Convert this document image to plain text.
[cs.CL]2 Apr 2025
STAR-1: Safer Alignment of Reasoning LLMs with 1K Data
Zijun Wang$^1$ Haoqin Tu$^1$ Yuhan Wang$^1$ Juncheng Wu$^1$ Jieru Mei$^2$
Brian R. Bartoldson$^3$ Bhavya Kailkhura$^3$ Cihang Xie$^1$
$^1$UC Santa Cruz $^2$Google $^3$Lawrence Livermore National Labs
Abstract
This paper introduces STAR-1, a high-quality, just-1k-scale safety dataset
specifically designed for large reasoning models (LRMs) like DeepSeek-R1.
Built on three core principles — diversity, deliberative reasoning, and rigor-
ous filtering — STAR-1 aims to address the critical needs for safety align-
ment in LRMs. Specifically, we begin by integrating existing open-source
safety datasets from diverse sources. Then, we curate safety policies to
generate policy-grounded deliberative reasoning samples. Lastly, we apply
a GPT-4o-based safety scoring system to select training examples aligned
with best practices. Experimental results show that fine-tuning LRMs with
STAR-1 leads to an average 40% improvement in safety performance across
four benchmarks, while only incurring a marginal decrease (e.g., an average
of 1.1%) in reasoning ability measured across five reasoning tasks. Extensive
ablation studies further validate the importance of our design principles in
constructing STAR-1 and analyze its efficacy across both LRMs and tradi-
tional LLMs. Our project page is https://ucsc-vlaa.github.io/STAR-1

*****

» **WORK TO COMPLETE**
Filter the records above for lines containing the word "STAR", and copy those lines.

» **SOLUTION BELOW**
STAR-1: Safer Alignment of Reasoning LLMs with 1K Data
This paper introduces STAR-1, a high-quality, just-1k-scale safety dataset
ous filtering — STAR-1 aims to address the critical needs for safety align-
STAR-1 leads to an average 40% improvement in safety performance across
constructing STAR-1 and analyze its efficacy across both LRMs and tradi-
tional LLMs. Our project page is https://ucsc-vlaa.github.io/STAR-1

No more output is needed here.